> _Your goal_: Going through the material below, please gather all lines with the word "Features" in them.

____

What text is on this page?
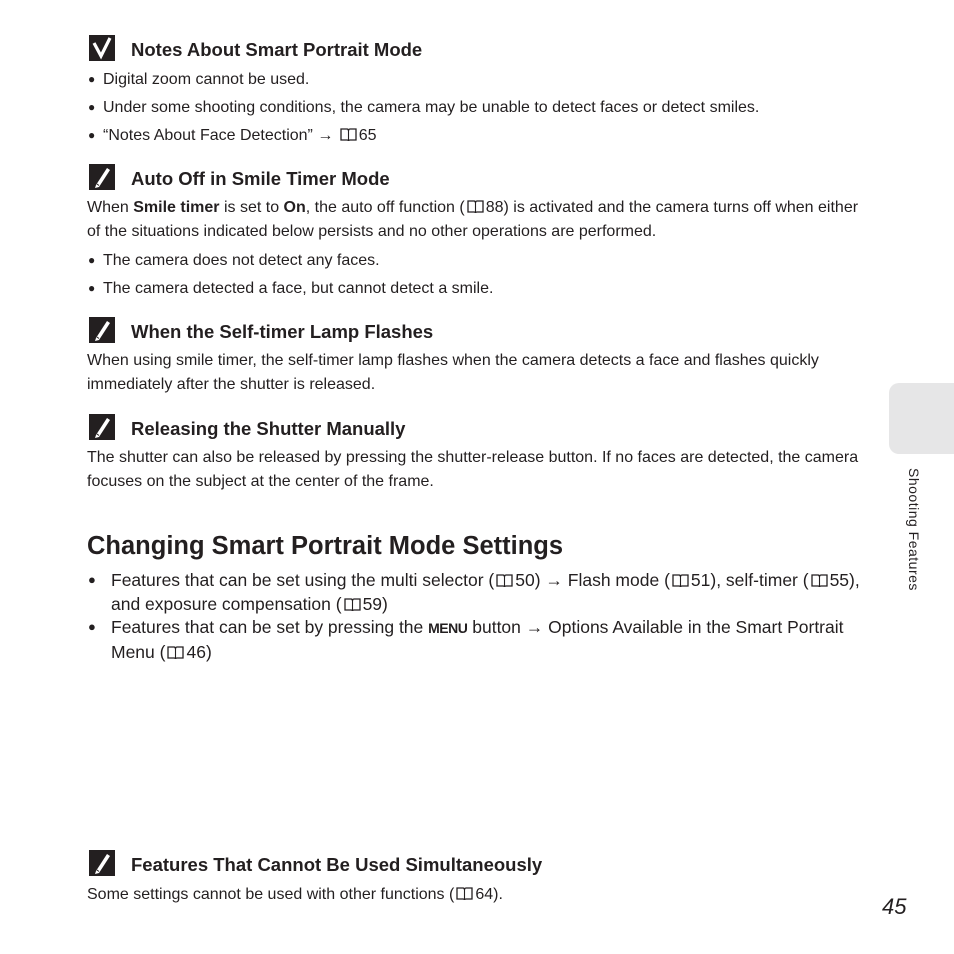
Notes About Smart Portrait Mode
● Digital zoom cannot be used.
● Under some shooting conditions, the camera may be unable to detect faces or detect smiles.
● “Notes About Face Detection” → 65
Auto Off in Smile Timer Mode
When Smile timer is set to On, the auto off function ( 88) is activated and the camera turns off when either of the situations indicated below persists and no other operations are performed.
● The camera does not detect any faces.
● The camera detected a face, but cannot detect a smile.
When the Self-timer Lamp Flashes
When using smile timer, the self-timer lamp flashes when the camera detects a face and flashes quickly immediately after the shutter is released.
Releasing the Shutter Manually
The shutter can also be released by pressing the shutter-release button. If no faces are detected, the camera focuses on the subject at the center of the frame.
Changing Smart Portrait Mode Settings
● Features that can be set using the multi selector ( 50) → Flash mode ( 51), self-timer ( 55), and exposure compensation ( 59)
● Features that can be set by pressing the MENU button → Options Available in the Smart Portrait Menu ( 46)
Features That Cannot Be Used Simultaneously
Some settings cannot be used with other functions ( 64).
Shooting Features
45
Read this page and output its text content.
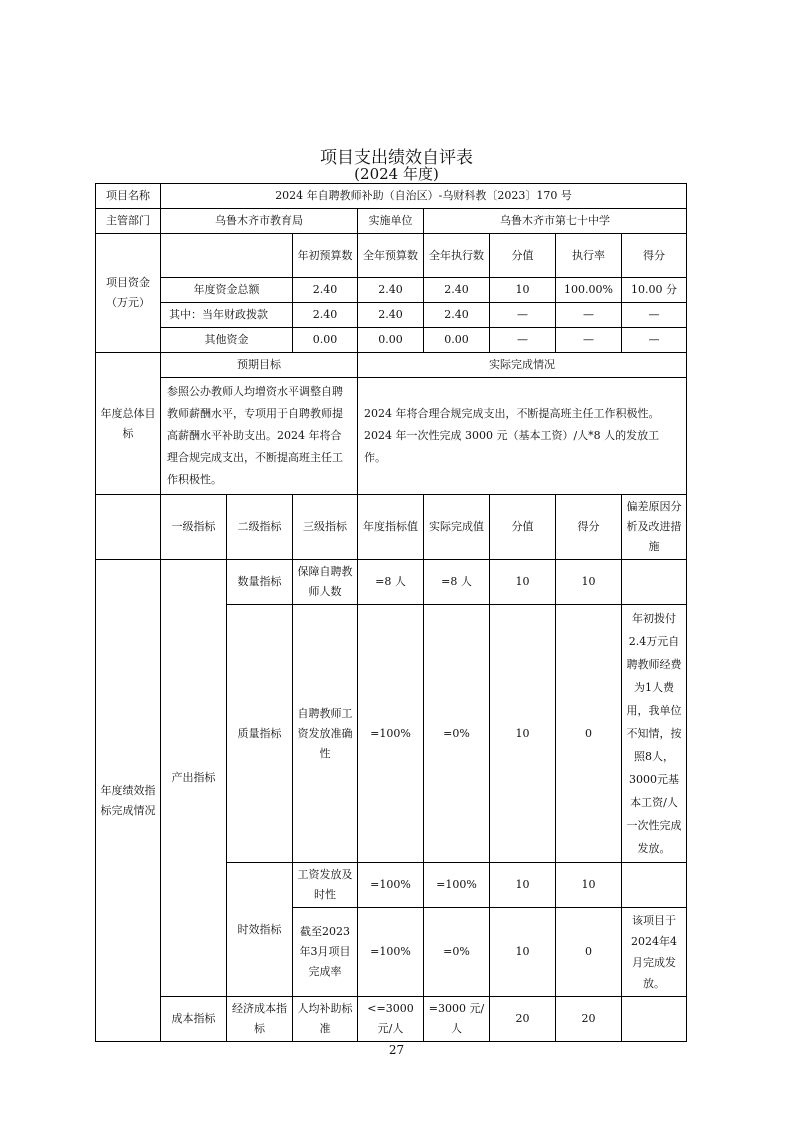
项目支出绩效自评表
(2024 年度)
项目名称	2024 年自聘教师补助（自治区）-乌财科教〔2023〕170 号							
主管部门	乌鲁木齐市教育局			实施单位	乌鲁木齐市第七十中学			
项目资金（万元）			年初预算数	全年预算数	全年执行数	分值	执行率	得分
	年度资金总额		2.40	2.40	2.40	10	100.00%	10.00 分
	其中：当年财政拨款		2.40	2.40	2.40	—	—	—
	其他资金		0.00	0.00	0.00	—	—	—
年度总体目标	预期目标			实际完成情况				
	参照公办教师人均增资水平调整自聘教师薪酬水平，专项用于自聘教师提高薪酬水平补助支出。2024 年将合理合规完成支出，不断提高班主任工作积极性。			2024 年将合理合规完成支出，不断提高班主任工作积极性。2024 年一次性完成 3000 元（基本工资）/人*8 人的发放工作。				
	一级指标	二级指标	三级指标	年度指标值	实际完成值	分值	得分	偏差原因分析及改进措施
年度绩效指标完成情况	产出指标	数量指标	保障自聘教师人数	=8 人	=8 人	10	10	
		质量指标	自聘教师工资发放准确性	=100%	=0%	10	0	年初拨付2.4万元自聘教师经费为1人费用，我单位不知情，按照8人，3000元基本工资/人一次性完成发放。
		时效指标	工资发放及时性	=100%	=100%	10	10	
			截至2023年3月项目完成率	=100%	=0%	10	0	该项目于2024年4月完成发放。
	成本指标	经济成本指标	人均补助标准	<=3000 元/人	=3000 元/人	20	20	
27
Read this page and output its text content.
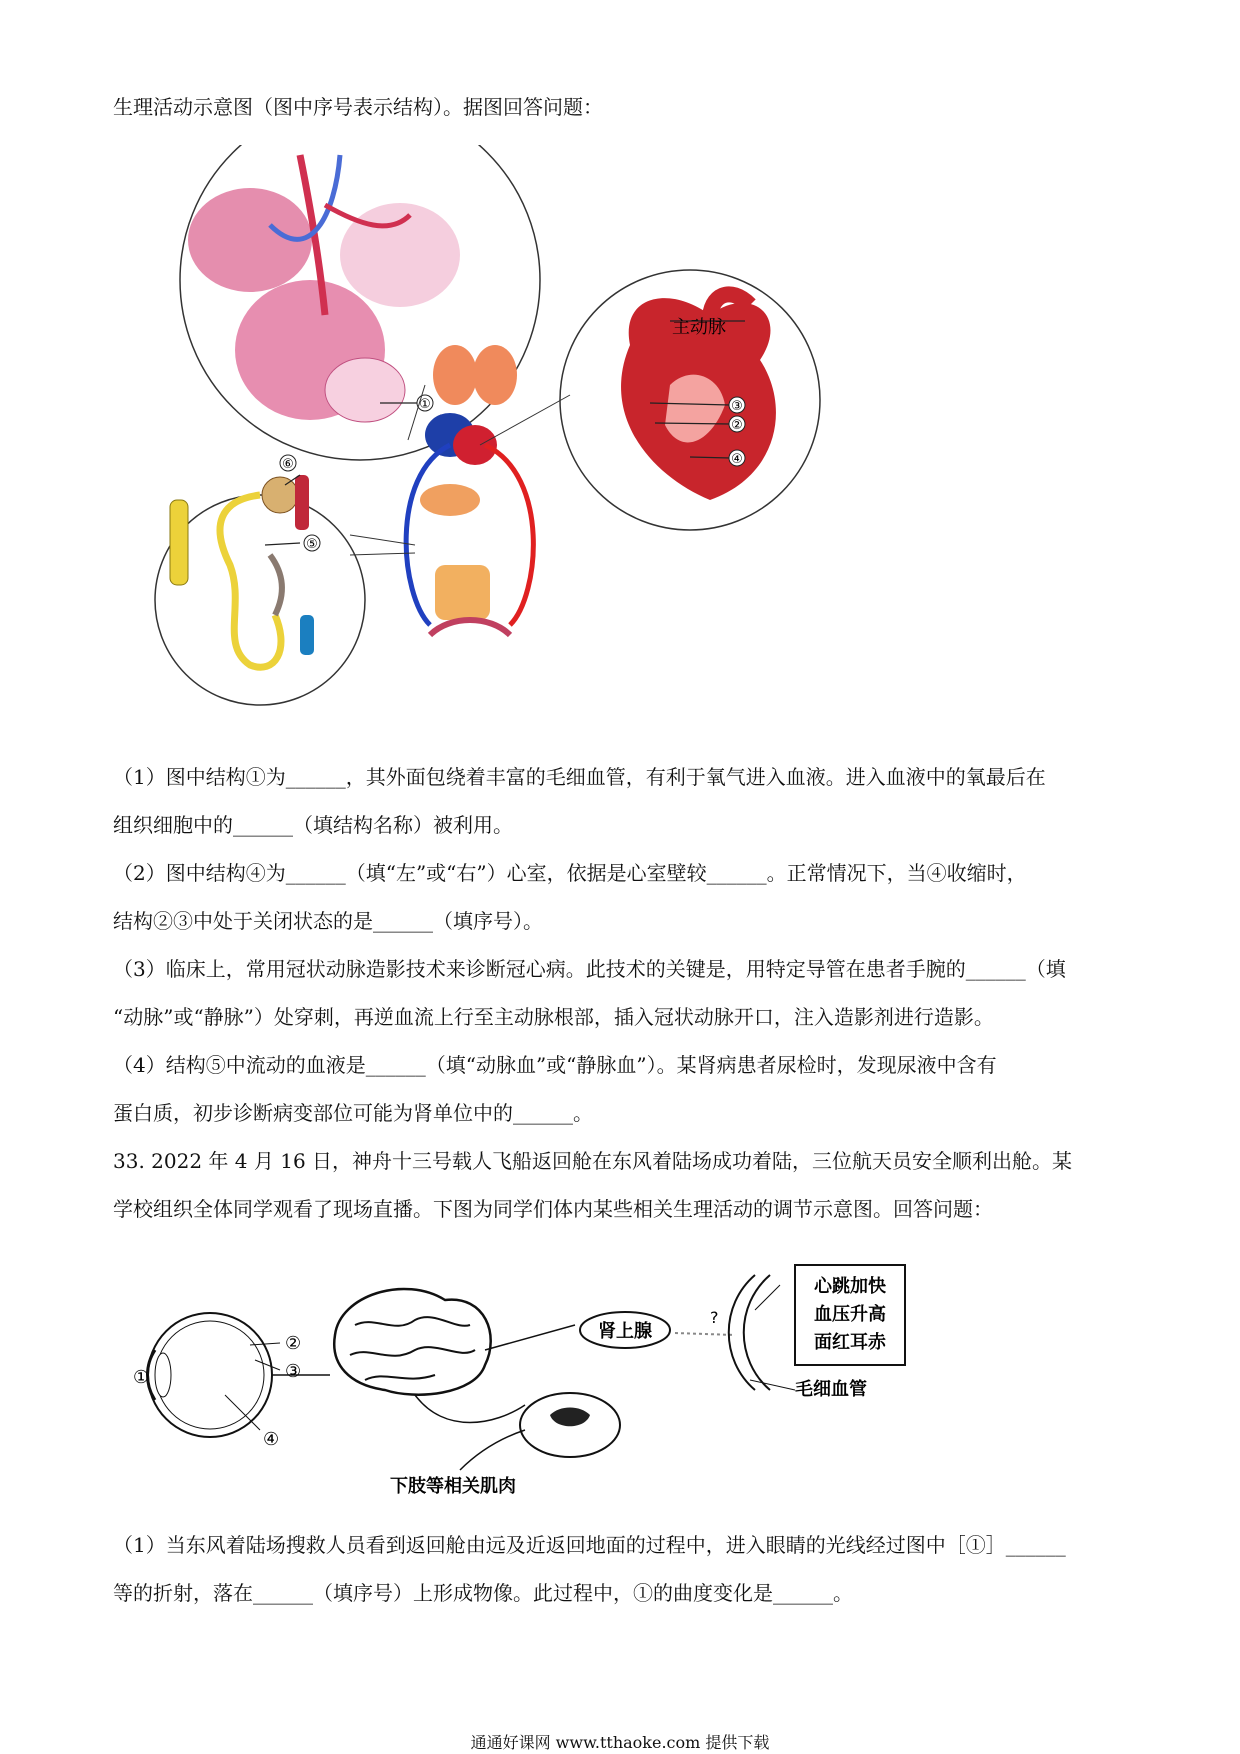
生理活动示意图（图中序号表示结构）。据图回答问题：
①
主动脉
③
②
④
⑥
⑤
（1）图中结构①为______，其外面包绕着丰富的毛细血管，有利于氧气进入血液。进入血液中的氧最后在
组织细胞中的______（填结构名称）被利用。
（2）图中结构④为______（填“左”或“右”）心室，依据是心室壁较______。正常情况下，当④收缩时，
结构②③中处于关闭状态的是______（填序号）。
（3）临床上，常用冠状动脉造影技术来诊断冠心病。此技术的关键是，用特定导管在患者手腕的______（填
“动脉”或“静脉”）处穿刺，再逆血流上行至主动脉根部，插入冠状动脉开口，注入造影剂进行造影。
（4）结构⑤中流动的血液是______（填“动脉血”或“静脉血”）。某肾病患者尿检时，发现尿液中含有
蛋白质，初步诊断病变部位可能为肾单位中的______。
33. 2022 年 4 月 16 日，神舟十三号载人飞船返回舱在东风着陆场成功着陆，三位航天员安全顺利出舱。某
学校组织全体同学观看了现场直播。下图为同学们体内某些相关生理活动的调节示意图。回答问题：
①
②
③
④
肾上腺
?
心跳加快
血压升高
面红耳赤
毛细血管
下肢等相关肌肉
（1）当东风着陆场搜救人员看到返回舱由远及近返回地面的过程中，进入眼睛的光线经过图中［①］______
等的折射，落在______（填序号）上形成物像。此过程中，①的曲度变化是______。
通通好课网 www.tthaoke.com 提供下载
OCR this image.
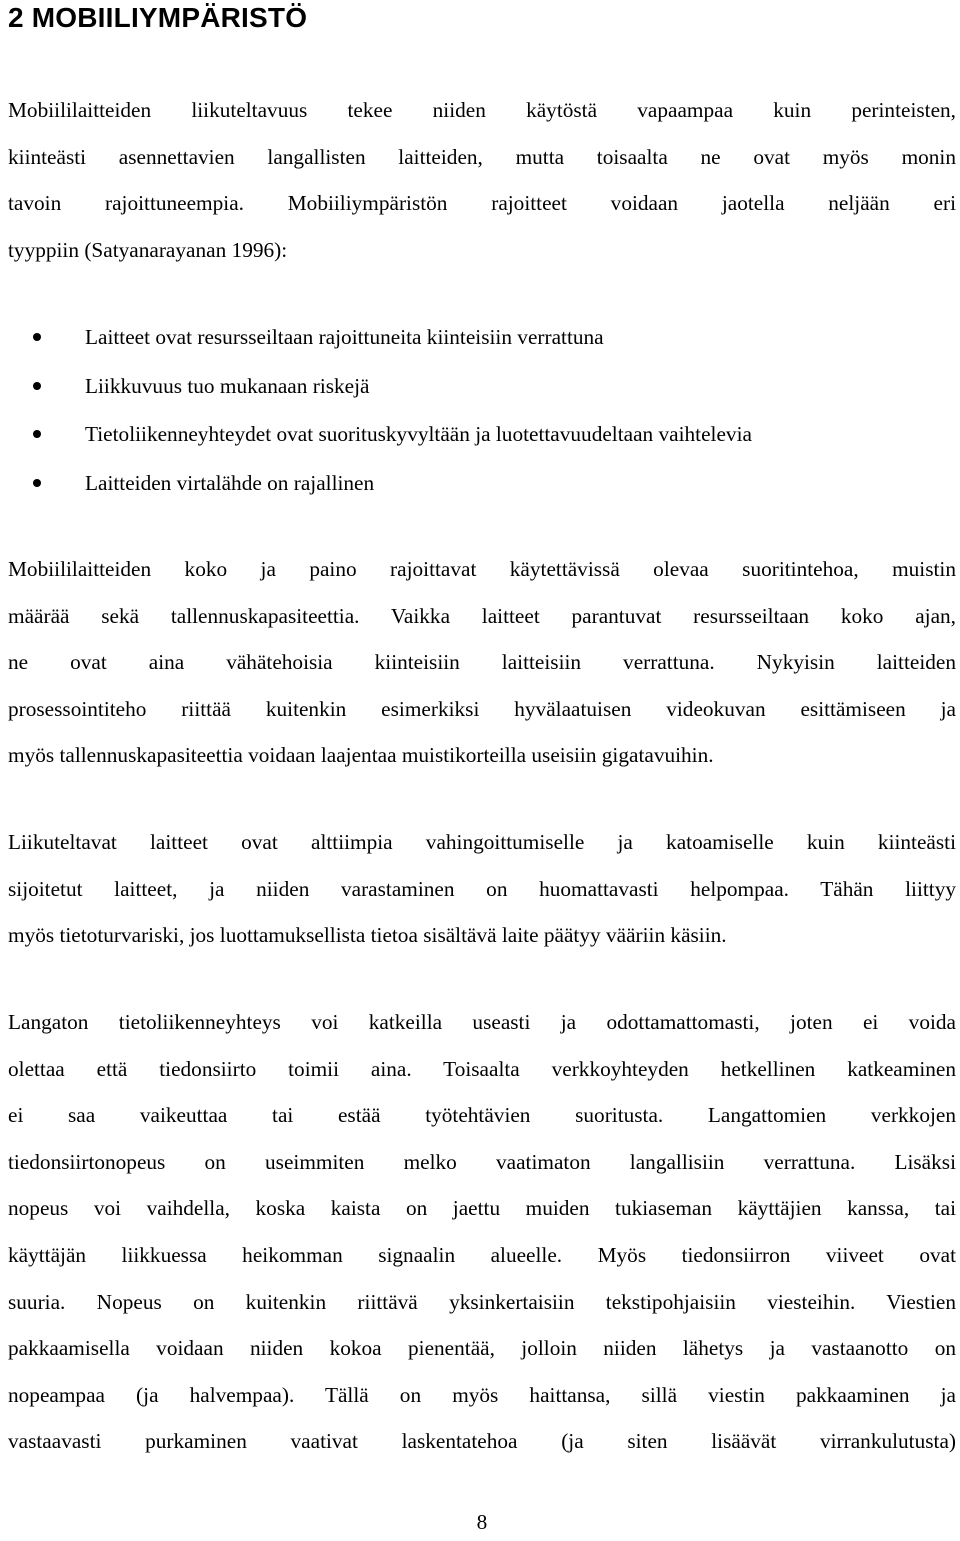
2 MOBIILIYMPÄRISTÖ
Mobiililaitteiden liikuteltavuus tekee niiden käytöstä vapaampaa kuin perinteisten,
kiinteästi asennettavien langallisten laitteiden, mutta toisaalta ne ovat myös monin
tavoin rajoittuneempia. Mobiiliympäristön rajoitteet voidaan jaotella neljään eri
tyyppiin (Satyanarayanan 1996):
Laitteet ovat resursseiltaan rajoittuneita kiinteisiin verrattuna
Liikkuvuus tuo mukanaan riskejä
Tietoliikenneyhteydet ovat suorituskyvyltään ja luotettavuudeltaan vaihtelevia
Laitteiden virtalähde on rajallinen
Mobiililaitteiden koko ja paino rajoittavat käytettävissä olevaa suoritintehoa, muistin
määrää sekä tallennuskapasiteettia. Vaikka laitteet parantuvat resursseiltaan koko ajan,
ne ovat aina vähätehoisia kiinteisiin laitteisiin verrattuna. Nykyisin laitteiden
prosessointiteho riittää kuitenkin esimerkiksi hyvälaatuisen videokuvan esittämiseen ja
myös tallennuskapasiteettia voidaan laajentaa muistikorteilla useisiin gigatavuihin.
Liikuteltavat laitteet ovat alttiimpia vahingoittumiselle ja katoamiselle kuin kiinteästi
sijoitetut laitteet, ja niiden varastaminen on huomattavasti helpompaa. Tähän liittyy
myös tietoturvariski, jos luottamuksellista tietoa sisältävä laite päätyy vääriin käsiin.
Langaton tietoliikenneyhteys voi katkeilla useasti ja odottamattomasti, joten ei voida
olettaa että tiedonsiirto toimii aina. Toisaalta verkkoyhteyden hetkellinen katkeaminen
ei saa vaikeuttaa tai estää työtehtävien suoritusta. Langattomien verkkojen
tiedonsiirtonopeus on useimmiten melko vaatimaton langallisiin verrattuna. Lisäksi
nopeus voi vaihdella, koska kaista on jaettu muiden tukiaseman käyttäjien kanssa, tai
käyttäjän liikkuessa heikomman signaalin alueelle. Myös tiedonsiirron viiveet ovat
suuria. Nopeus on kuitenkin riittävä yksinkertaisiin tekstipohjaisiin viesteihin. Viestien
pakkaamisella voidaan niiden kokoa pienentää, jolloin niiden lähetys ja vastaanotto on
nopeampaa (ja halvempaa). Tällä on myös haittansa, sillä viestin pakkaaminen ja
vastaavasti purkaminen vaativat laskentatehoa (ja siten lisäävät virrankulutusta)
8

____

> _Response_:
● Features that can be set using the multi selector ( 50) → Flash mode ( 51), self-timer ( 55), and exposure compensation ( 59)
● Features that can be set by pressing the MENU button → Options Available in the Smart Portrait Menu ( 46)
Features That Cannot Be Used Simultaneously
Shooting Features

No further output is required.